---------- LISTED RECORDS

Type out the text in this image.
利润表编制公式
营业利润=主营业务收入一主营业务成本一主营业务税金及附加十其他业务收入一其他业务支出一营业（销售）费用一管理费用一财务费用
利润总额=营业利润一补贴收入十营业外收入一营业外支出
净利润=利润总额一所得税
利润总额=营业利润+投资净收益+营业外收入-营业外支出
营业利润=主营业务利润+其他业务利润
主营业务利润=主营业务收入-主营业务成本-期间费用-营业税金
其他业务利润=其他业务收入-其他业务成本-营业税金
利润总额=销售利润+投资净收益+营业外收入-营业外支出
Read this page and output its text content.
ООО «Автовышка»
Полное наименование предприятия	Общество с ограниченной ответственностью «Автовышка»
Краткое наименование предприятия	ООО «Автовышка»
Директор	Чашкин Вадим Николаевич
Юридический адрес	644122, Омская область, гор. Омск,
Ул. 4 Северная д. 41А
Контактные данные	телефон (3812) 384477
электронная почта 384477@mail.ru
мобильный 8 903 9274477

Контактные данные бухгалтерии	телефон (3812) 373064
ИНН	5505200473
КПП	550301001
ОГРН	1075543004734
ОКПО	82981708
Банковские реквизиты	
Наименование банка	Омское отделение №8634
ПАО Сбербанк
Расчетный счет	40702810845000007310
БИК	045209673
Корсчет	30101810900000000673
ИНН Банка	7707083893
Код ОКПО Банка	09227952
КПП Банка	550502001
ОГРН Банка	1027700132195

--------------------

* [EXERCISE DIRECTIONS] Pull out all lines of the data with the string "Автовышка".

* [FINAL ANSWER]
ООО «Автовышка»
Полное наименование предприятия	Общество с ограниченной ответственностью «Автовышка»
Краткое наименование предприятия	ООО «Автовышка»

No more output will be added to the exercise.